## Stated task
Copy out each line of the material below that holds the string "防护大于".

## Excerpted records
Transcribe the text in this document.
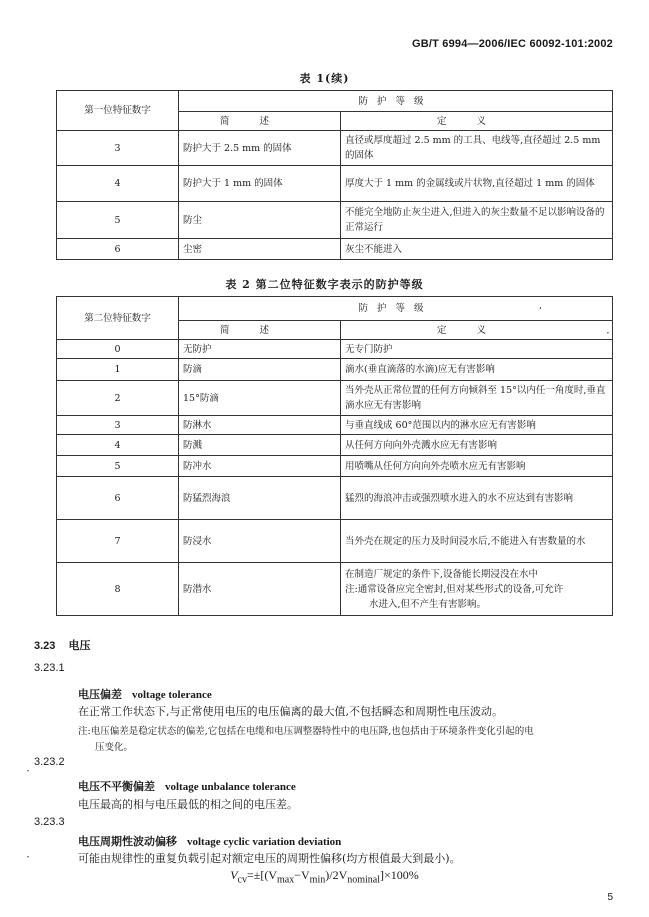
GB/T 6994—2006/IEC 60092-101:2002
表 1(续)
第一位特征数字	防护等级	
	简述	定义
3	防护大于 2.5 mm 的固体	直径或厚度超过 2.5 mm 的工具、电线等,直径超过 2.5 mm的固体
4	防护大于 1 mm 的固体	厚度大于 1 mm 的金属线或片状物,直径超过 1 mm 的固体
5	防尘	不能完全地防止灰尘进入,但进入的灰尘数量不足以影响设备的正常运行
6	尘密	灰尘不能进入
表 2 第二位特征数字表示的防护等级
第二位特征数字	防护等级 ,	

	简述	定义
0	无防护	无专门防护
1	防滴	滴水(垂直滴落的水滴)应无有害影响
2	15°防滴	当外壳从正常位置的任何方向倾斜至 15°以内任一角度时,垂直滴水应无有害影响
3	防淋水	与垂直线成 60°范围以内的淋水应无有害影响
4	防溅	从任何方向向外壳溅水应无有害影响
5	防冲水	用喷嘴从任何方向向外壳喷水应无有害影响
6	防猛烈海浪	猛烈的海浪冲击或强烈喷水进入的水不应达到有害影响
7	防浸水	当外壳在规定的压力及时间浸水后,不能进入有害数量的水
8	防潜水	在制造厂规定的条件下,设备能长期浸没在水中
注:通常设备应完全密封,但对某些形式的设备,可允许
水进入,但不产生有害影响。
3.23 电压
3.23.1
电压偏差 voltage tolerance
在正常工作状态下,与正常使用电压的电压偏离的最大值,不包括瞬态和周期性电压波动。
注:电压偏差是稳定状态的偏差,它包括在电缆和电压调整器特性中的电压降,也包括由于环境条件变化引起的电
压变化。
3.23.2
电压不平衡偏差 voltage unbalance tolerance
电压最高的相与电压最低的相之间的电压差。
3.23.3
电压周期性波动偏移 voltage cyclic variation deviation
可能由规律性的重复负载引起对额定电压的周期性偏移(均方根值最大到最小)。
$V_{cv}=\pm[(V_{max}-V_{min})/2V_{nominal}]\times 100\%$
5
·
·
·
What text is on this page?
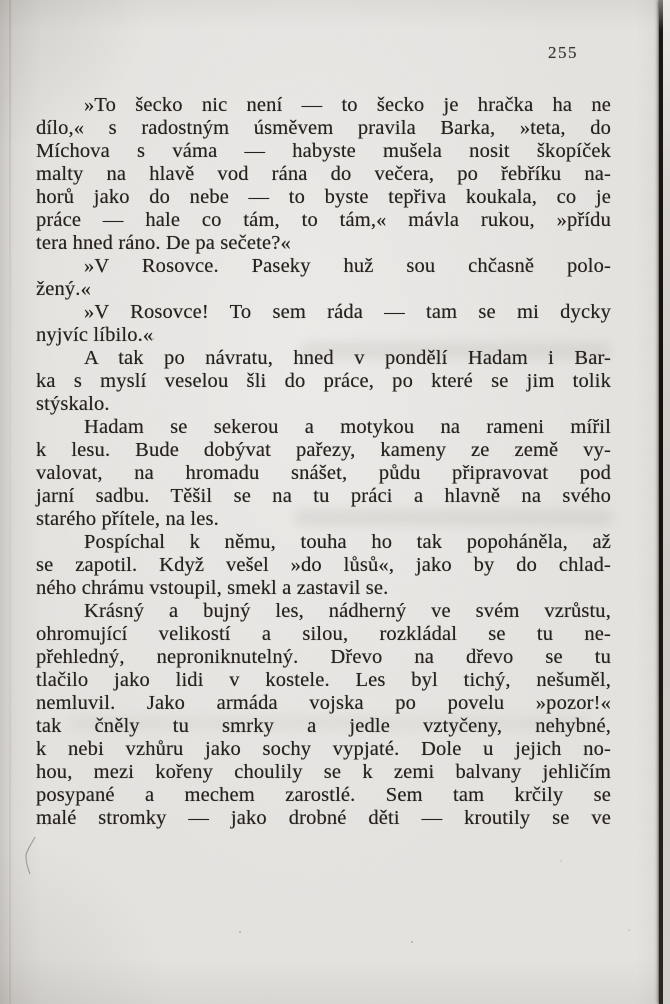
255
»To šecko nic není — to šecko je hračka ha ne
dílo,« s radostným úsměvem pravila Barka, »teta, do
Míchova s váma — habyste mušela nosit škopíček
malty na hlavě vod rána do večera, po řebříku na-
horů jako do nebe — to byste tepřiva koukala, co je
práce — hale co tám, to tám,« mávla rukou, »přídu
tera hned ráno. De pa sečete?«
»V Rosovce. Paseky huž sou chčasně polo-
žený.«
»V Rosovce! To sem ráda — tam se mi dycky
nyjvíc líbilo.«
A tak po návratu, hned v pondělí Hadam i Bar-
ka s myslí veselou šli do práce, po které se jim tolik
stýskalo.
Hadam se sekerou a motykou na rameni mířil
k lesu. Bude dobývat pařezy, kameny ze země vy-
valovat, na hromadu snášet, půdu připravovat pod
jarní sadbu. Těšil se na tu práci a hlavně na svého
starého přítele, na les.
Pospíchal k němu, touha ho tak popoháněla, až
se zapotil. Když vešel »do lůsů«, jako by do chlad-
ného chrámu vstoupil, smekl a zastavil se.
Krásný a bujný les, nádherný ve svém vzrůstu,
ohromující velikostí a silou, rozkládal se tu ne-
přehledný, neproniknutelný. Dřevo na dřevo se tu
tlačilo jako lidi v kostele. Les byl tichý, nešuměl,
nemluvil. Jako armáda vojska po povelu »pozor!«
tak čněly tu smrky a jedle vztyčeny, nehybné,
k nebi vzhůru jako sochy vypjaté. Dole u jejich no-
hou, mezi kořeny choulily se k zemi balvany jehličím
posypané a mechem zarostlé. Sem tam krčily se
malé stromky — jako drobné děti — kroutily se ve
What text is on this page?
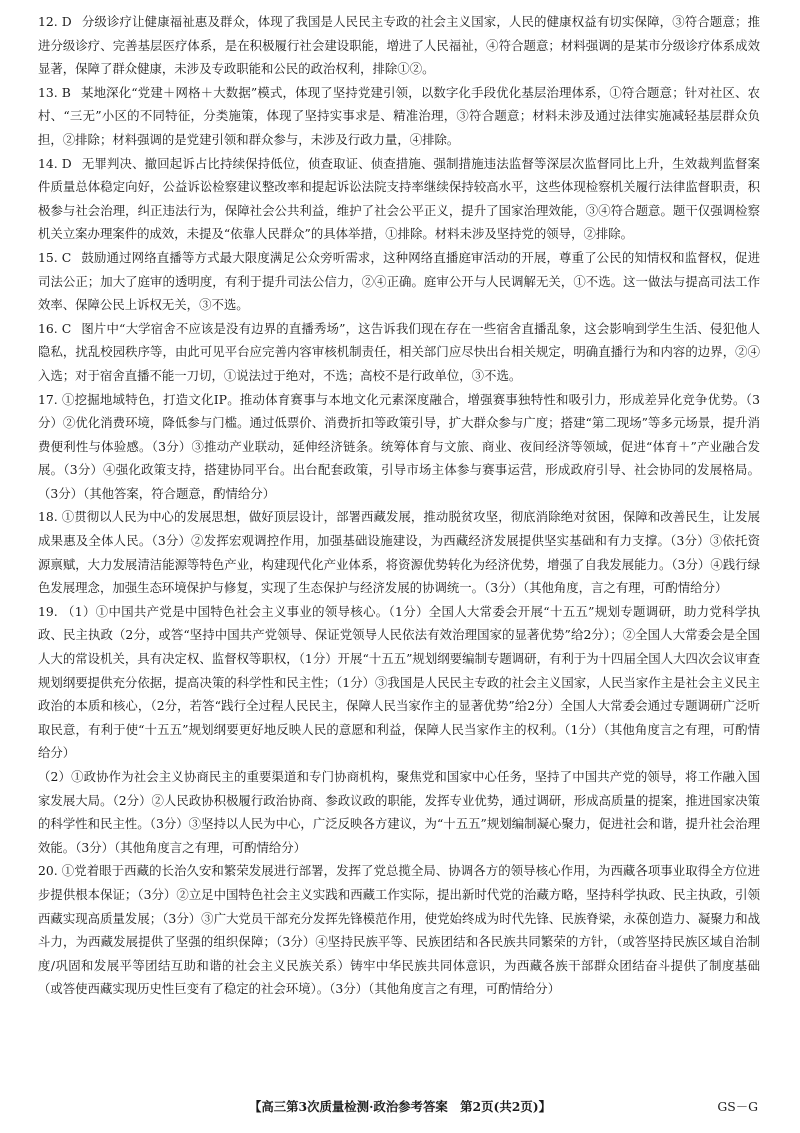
12. D 分级诊疗让健康福祉惠及群众，体现了我国是人民民主专政的社会主义国家，人民的健康权益有切实保障，③符合题意；推进分级诊疗、完善基层医疗体系，是在积极履行社会建设职能，增进了人民福祉，④符合题意；材料强调的是某市分级诊疗体系成效显著，保障了群众健康，未涉及专政职能和公民的政治权利，排除①②。

13. B 某地深化“党建＋网格＋大数据”模式，体现了坚持党建引领，以数字化手段优化基层治理体系，①符合题意；针对社区、农村、“三无”小区的不同特征，分类施策，体现了坚持实事求是、精准治理，③符合题意；材料未涉及通过法律实施减轻基层群众负担，②排除；材料强调的是党建引领和群众参与，未涉及行政力量，④排除。

14. D 无罪判决、撤回起诉占比持续保持低位，侦查取证、侦查措施、强制措施违法监督等深层次监督同比上升，生效裁判监督案件质量总体稳定向好，公益诉讼检察建议整改率和提起诉讼法院支持率继续保持较高水平，这些体现检察机关履行法律监督职责，积极参与社会治理，纠正违法行为，保障社会公共利益，维护了社会公平正义，提升了国家治理效能，③④符合题意。题干仅强调检察机关立案办理案件的成效，未提及“依靠人民群众”的具体举措，①排除。材料未涉及坚持党的领导，②排除。

15. C 鼓励通过网络直播等方式最大限度满足公众旁听需求，这种网络直播庭审活动的开展，尊重了公民的知情权和监督权，促进司法公正；加大了庭审的透明度，有利于提升司法公信力，②④正确。庭审公开与人民调解无关，①不选。这一做法与提高司法工作效率、保障公民上诉权无关，③不选。

16. C 图片中“大学宿舍不应该是没有边界的直播秀场”，这告诉我们现在存在一些宿舍直播乱象，这会影响到学生生活、侵犯他人隐私，扰乱校园秩序等，由此可见平台应完善内容审核机制责任，相关部门应尽快出台相关规定，明确直播行为和内容的边界，②④入选；对于宿舍直播不能一刀切，①说法过于绝对，不选；高校不是行政单位，③不选。

17. ①挖掘地域特色，打造文化IP。推动体育赛事与本地文化元素深度融合，增强赛事独特性和吸引力，形成差异化竞争优势。（3分）②优化消费环境，降低参与门槛。通过低票价、消费折扣等政策引导，扩大群众参与广度；搭建“第二现场”等多元场景，提升消费便利性与体验感。（3分）③推动产业联动，延伸经济链条。统筹体育与文旅、商业、夜间经济等领域，促进“体育＋”产业融合发展。（3分）④强化政策支持，搭建协同平台。出台配套政策，引导市场主体参与赛事运营，形成政府引导、社会协同的发展格局。（3分）（其他答案，符合题意，酌情给分）

18. ①贯彻以人民为中心的发展思想，做好顶层设计，部署西藏发展，推动脱贫攻坚，彻底消除绝对贫困，保障和改善民生，让发展成果惠及全体人民。（3分）②发挥宏观调控作用，加强基础设施建设，为西藏经济发展提供坚实基础和有力支撑。（3分）③依托资源禀赋，大力发展清洁能源等特色产业，构建现代化产业体系，将资源优势转化为经济优势，增强了自我发展能力。（3分）④践行绿色发展理念，加强生态环境保护与修复，实现了生态保护与经济发展的协调统一。（3分）（其他角度，言之有理，可酌情给分）

19. （1）①中国共产党是中国特色社会主义事业的领导核心。（1分）全国人大常委会开展“十五五”规划专题调研，助力党科学执政、民主执政（2分，或答“坚持中国共产党领导、保证党领导人民依法有效治理国家的显著优势”给2分）；②全国人大常委会是全国人大的常设机关，具有决定权、监督权等职权，（1分）开展“十五五”规划纲要编制专题调研，有利于为十四届全国人大四次会议审查规划纲要提供充分依据，提高决策的科学性和民主性；（1分）③我国是人民民主专政的社会主义国家，人民当家作主是社会主义民主政治的本质和核心，（2分，若答“践行全过程人民民主，保障人民当家作主的显著优势”给2分）全国人大常委会通过专题调研广泛听取民意，有利于使“十五五”规划纲要更好地反映人民的意愿和利益，保障人民当家作主的权利。（1分）（其他角度言之有理，可酌情给分）

（2）①政协作为社会主义协商民主的重要渠道和专门协商机构，聚焦党和国家中心任务，坚持了中国共产党的领导，将工作融入国家发展大局。（2分）②人民政协积极履行政治协商、参政议政的职能，发挥专业优势，通过调研，形成高质量的提案，推进国家决策的科学性和民主性。（3分）③坚持以人民为中心，广泛反映各方建议，为“十五五”规划编制凝心聚力，促进社会和谐，提升社会治理效能。（3分）（其他角度言之有理，可酌情给分）

20. ①党着眼于西藏的长治久安和繁荣发展进行部署，发挥了党总揽全局、协调各方的领导核心作用，为西藏各项事业取得全方位进步提供根本保证；（3分）②立足中国特色社会主义实践和西藏工作实际，提出新时代党的治藏方略，坚持科学执政、民主执政，引领西藏实现高质量发展；（3分）③广大党员干部充分发挥先锋模范作用，使党始终成为时代先锋、民族脊梁，永葆创造力、凝聚力和战斗力，为西藏发展提供了坚强的组织保障；（3分）④坚持民族平等、民族团结和各民族共同繁荣的方针，（或答坚持民族区域自治制度/巩固和发展平等团结互助和谐的社会主义民族关系）铸牢中华民族共同体意识，为西藏各族干部群众团结奋斗提供了制度基础（或答使西藏实现历史性巨变有了稳定的社会环境）。（3分）（其他角度言之有理，可酌情给分）

【高三第3次质量检测·政治参考答案　第2页(共2页)】	GS－G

## Task solution
3	防护大于 2.5 mm 的固体	直径或厚度超过 2.5 mm 的工具、电线等,直径超过 2.5 mm的固体
4	防护大于 1 mm 的固体	厚度大于 1 mm 的金属线或片状物,直径超过 1 mm 的固体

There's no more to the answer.